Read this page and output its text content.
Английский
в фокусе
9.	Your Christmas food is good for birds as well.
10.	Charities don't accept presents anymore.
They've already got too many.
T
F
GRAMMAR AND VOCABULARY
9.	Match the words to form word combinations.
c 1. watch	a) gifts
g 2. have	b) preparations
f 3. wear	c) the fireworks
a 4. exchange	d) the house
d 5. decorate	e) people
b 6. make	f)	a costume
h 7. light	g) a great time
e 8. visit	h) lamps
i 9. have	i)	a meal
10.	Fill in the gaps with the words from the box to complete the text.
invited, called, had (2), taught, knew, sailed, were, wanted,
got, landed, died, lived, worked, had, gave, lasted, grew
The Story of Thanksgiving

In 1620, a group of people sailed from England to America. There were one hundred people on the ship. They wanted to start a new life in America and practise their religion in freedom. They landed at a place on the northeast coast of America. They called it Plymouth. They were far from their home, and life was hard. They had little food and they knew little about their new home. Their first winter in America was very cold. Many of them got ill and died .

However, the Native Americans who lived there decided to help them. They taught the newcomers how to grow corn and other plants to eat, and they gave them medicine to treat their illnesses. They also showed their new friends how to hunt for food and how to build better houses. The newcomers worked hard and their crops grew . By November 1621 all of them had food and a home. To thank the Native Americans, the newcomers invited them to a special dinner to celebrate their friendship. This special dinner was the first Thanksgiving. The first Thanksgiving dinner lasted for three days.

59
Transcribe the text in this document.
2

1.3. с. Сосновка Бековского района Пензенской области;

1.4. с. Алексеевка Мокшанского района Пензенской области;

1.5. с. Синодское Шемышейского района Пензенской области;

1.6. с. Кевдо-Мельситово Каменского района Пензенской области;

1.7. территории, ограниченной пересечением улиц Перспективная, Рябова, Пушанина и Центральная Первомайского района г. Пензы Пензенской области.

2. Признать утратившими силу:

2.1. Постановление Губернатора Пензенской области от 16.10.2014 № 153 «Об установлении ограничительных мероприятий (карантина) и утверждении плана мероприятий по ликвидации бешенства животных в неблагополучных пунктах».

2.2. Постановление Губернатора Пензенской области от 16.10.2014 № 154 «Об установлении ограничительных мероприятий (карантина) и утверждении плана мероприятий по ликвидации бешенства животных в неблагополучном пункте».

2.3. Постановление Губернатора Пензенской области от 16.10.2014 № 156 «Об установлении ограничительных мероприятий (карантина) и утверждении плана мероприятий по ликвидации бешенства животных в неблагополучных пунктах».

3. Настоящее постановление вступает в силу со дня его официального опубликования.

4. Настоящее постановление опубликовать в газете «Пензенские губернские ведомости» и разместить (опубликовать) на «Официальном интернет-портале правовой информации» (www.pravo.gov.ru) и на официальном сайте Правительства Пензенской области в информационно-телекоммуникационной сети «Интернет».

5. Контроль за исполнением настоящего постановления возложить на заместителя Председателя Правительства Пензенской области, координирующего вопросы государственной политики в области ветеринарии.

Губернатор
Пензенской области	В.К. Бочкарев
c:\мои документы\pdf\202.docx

• YOUR TASK: In the listing, find every line containing the word "ликвидации" and list it.

• COMPLETE OUTPUT:
2.1. Постановление Губернатора Пензенской области от 16.10.2014 № 153 «Об установлении ограничительных мероприятий (карантина) и утверждении плана мероприятий по ликвидации бешенства животных в неблагополучных пунктах».
2.2. Постановление Губернатора Пензенской области от 16.10.2014 № 154 «Об установлении ограничительных мероприятий (карантина) и утверждении плана мероприятий по ликвидации бешенства животных в неблагополучном пункте».
2.3. Постановление Губернатора Пензенской области от 16.10.2014 № 156 «Об установлении ограничительных мероприятий (карантина) и утверждении плана мероприятий по ликвидации бешенства животных в неблагополучных пунктах».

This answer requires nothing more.